» WHAT NEEDS TO BE DONE
Count the lines that hold the string "Single". Reply with the number alone.

» GIVEN RECORDS

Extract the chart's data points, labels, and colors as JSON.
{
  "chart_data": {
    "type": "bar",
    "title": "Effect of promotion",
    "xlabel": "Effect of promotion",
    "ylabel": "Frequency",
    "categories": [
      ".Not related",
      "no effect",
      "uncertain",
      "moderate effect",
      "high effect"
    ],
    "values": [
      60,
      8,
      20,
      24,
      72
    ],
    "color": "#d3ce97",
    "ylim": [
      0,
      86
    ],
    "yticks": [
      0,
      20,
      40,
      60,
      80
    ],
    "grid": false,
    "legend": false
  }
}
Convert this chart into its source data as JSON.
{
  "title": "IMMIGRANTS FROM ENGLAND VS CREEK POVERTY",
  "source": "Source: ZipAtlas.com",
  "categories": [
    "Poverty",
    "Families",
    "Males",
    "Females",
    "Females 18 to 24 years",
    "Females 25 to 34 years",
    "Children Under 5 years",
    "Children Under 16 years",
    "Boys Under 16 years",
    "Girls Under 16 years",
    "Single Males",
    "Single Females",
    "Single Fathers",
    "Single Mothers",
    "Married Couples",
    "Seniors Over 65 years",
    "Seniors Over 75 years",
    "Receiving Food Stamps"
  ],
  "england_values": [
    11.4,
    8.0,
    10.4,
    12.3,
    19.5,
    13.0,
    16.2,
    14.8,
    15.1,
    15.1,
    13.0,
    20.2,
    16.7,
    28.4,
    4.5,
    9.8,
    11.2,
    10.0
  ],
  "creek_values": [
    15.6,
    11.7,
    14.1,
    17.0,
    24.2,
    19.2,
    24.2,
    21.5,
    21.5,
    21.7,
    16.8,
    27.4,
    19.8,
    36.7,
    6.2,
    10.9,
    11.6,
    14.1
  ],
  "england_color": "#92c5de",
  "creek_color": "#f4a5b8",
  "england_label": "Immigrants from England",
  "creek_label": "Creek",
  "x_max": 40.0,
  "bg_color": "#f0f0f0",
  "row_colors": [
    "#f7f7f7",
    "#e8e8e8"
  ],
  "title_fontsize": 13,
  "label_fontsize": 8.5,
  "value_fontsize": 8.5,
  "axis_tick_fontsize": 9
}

» FINAL RESULT
4